— Start of Dataset content —

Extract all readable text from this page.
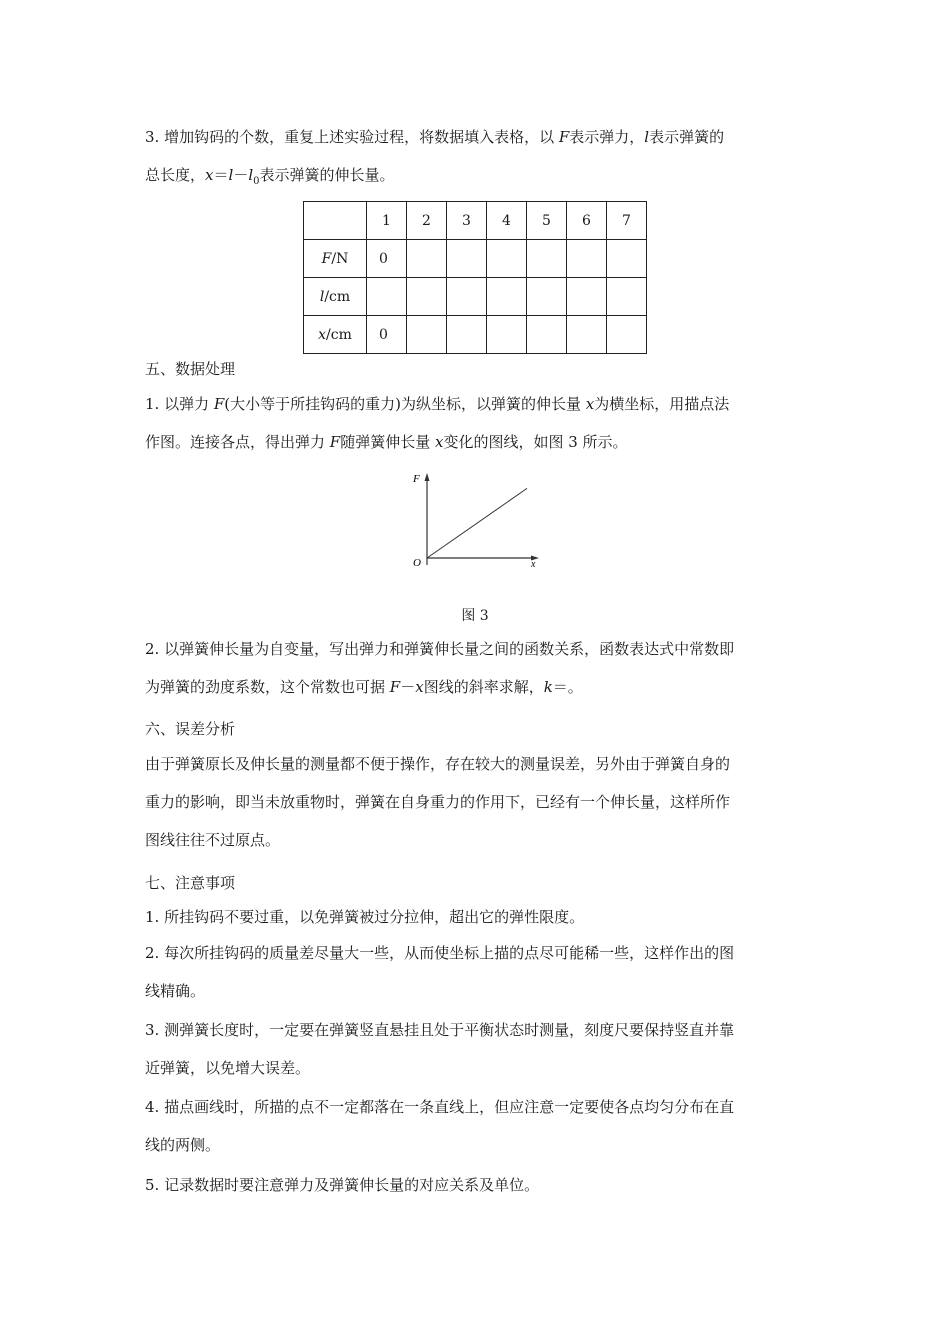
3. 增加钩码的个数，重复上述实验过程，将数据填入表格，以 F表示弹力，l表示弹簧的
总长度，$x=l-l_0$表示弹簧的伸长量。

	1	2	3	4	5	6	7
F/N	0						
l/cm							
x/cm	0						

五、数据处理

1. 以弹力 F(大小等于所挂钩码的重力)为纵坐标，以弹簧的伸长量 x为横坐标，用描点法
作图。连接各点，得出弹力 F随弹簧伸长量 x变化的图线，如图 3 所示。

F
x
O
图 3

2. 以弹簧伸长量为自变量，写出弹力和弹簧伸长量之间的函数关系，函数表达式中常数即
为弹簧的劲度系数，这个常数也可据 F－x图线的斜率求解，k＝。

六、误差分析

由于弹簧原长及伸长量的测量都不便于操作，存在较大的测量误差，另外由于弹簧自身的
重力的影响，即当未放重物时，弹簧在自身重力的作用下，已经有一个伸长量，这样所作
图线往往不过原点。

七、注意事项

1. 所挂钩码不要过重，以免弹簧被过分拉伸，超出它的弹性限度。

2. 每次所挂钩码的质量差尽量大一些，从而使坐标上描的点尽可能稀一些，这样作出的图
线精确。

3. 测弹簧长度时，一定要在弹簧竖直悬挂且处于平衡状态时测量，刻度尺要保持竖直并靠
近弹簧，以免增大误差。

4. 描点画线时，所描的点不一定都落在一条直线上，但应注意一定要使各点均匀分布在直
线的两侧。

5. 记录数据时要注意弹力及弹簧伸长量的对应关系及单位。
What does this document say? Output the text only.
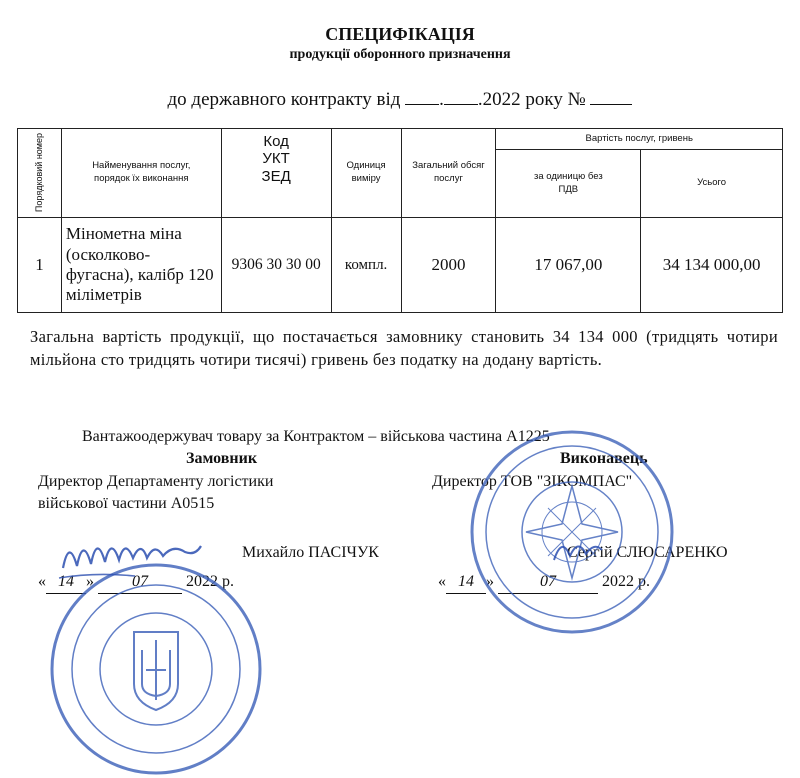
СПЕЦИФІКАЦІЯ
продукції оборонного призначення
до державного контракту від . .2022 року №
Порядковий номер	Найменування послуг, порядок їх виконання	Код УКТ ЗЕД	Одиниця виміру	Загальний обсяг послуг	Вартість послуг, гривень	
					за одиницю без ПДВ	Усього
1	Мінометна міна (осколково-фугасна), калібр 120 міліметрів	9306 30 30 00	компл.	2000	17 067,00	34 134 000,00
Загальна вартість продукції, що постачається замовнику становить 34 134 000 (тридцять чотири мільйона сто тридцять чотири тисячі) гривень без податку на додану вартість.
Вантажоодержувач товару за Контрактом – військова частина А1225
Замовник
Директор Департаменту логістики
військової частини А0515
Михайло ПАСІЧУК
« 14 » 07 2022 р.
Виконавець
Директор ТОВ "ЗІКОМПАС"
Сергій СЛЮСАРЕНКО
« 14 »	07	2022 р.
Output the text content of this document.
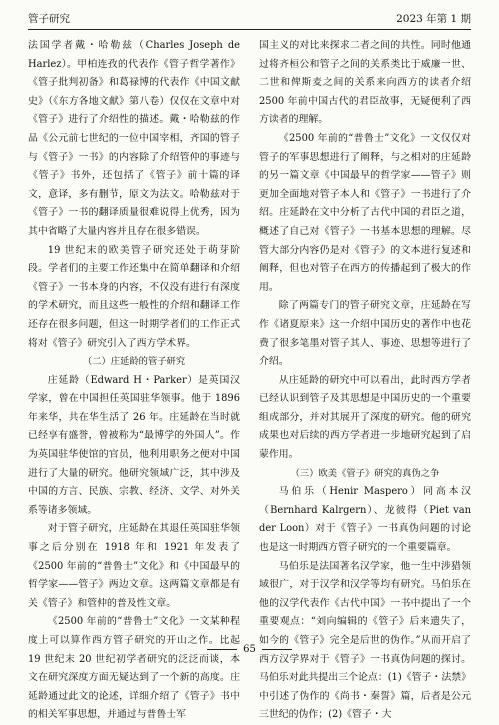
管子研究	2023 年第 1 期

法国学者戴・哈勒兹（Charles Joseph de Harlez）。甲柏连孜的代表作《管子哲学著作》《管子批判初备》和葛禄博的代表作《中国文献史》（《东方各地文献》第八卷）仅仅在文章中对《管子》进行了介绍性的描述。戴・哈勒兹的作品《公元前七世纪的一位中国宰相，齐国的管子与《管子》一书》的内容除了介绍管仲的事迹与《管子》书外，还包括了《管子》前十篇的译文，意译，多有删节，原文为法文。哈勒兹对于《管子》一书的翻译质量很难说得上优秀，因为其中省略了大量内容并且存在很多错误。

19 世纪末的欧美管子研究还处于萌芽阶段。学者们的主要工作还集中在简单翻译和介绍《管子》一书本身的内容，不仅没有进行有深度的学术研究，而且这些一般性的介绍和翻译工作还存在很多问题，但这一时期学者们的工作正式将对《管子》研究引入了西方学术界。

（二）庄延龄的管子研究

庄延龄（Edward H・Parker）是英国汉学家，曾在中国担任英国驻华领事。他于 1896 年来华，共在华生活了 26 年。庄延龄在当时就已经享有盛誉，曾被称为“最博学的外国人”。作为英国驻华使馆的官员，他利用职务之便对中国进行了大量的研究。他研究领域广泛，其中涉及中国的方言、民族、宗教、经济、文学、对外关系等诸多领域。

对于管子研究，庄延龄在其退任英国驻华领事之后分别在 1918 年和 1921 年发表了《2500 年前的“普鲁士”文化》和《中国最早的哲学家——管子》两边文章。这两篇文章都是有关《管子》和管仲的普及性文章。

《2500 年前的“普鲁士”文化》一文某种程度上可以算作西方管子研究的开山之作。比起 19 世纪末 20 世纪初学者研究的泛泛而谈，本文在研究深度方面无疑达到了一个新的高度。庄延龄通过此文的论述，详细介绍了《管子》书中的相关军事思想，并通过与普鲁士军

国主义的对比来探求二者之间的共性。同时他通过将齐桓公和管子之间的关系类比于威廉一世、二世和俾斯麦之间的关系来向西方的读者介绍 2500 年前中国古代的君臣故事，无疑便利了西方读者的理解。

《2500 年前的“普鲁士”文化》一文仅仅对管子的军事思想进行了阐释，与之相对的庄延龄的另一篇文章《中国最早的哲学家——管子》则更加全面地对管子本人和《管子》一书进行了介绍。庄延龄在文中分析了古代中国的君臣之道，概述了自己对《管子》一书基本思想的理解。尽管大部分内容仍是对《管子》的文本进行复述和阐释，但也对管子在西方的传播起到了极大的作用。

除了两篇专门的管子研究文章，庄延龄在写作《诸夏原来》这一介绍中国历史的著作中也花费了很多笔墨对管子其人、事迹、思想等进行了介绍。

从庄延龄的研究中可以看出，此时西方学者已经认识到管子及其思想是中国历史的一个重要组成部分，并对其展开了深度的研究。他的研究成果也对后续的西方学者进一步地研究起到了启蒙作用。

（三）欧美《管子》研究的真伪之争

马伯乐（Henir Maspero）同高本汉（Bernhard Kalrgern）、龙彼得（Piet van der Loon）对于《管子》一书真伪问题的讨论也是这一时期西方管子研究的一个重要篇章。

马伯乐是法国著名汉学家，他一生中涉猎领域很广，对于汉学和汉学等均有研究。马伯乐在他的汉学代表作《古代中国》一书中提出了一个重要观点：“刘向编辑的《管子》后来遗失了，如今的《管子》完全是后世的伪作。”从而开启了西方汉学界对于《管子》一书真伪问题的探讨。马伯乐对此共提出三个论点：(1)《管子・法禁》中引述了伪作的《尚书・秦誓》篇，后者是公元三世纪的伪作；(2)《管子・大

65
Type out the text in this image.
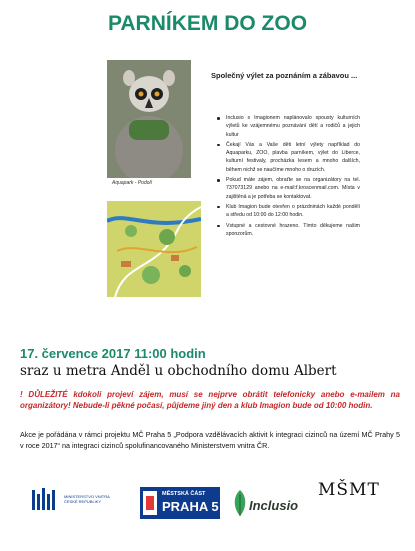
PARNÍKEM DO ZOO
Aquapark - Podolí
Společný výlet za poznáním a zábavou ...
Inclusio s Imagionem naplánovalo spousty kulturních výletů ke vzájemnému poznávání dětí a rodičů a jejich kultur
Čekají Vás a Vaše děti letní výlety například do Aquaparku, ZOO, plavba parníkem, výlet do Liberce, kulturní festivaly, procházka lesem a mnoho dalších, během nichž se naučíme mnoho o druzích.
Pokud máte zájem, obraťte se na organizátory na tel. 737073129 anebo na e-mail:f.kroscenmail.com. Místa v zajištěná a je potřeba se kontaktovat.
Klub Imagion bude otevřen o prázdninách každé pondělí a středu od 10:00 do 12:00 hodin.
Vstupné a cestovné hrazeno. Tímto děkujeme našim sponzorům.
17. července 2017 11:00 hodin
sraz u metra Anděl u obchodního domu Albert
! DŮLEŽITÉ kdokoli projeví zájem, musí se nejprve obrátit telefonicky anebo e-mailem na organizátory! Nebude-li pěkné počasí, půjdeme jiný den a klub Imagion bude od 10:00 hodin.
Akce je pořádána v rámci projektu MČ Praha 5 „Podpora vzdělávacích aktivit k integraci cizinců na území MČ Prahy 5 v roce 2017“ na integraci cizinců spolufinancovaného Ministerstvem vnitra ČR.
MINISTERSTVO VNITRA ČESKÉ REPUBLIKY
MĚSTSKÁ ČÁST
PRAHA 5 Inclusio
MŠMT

— End of Dataset content —

## Given request
Copy each line of the records containing the string "text".

## Written solution
Extract all readable text from this page.
What does this document say? Output the text only.
Output the text content of this document.
Type out the text in this image.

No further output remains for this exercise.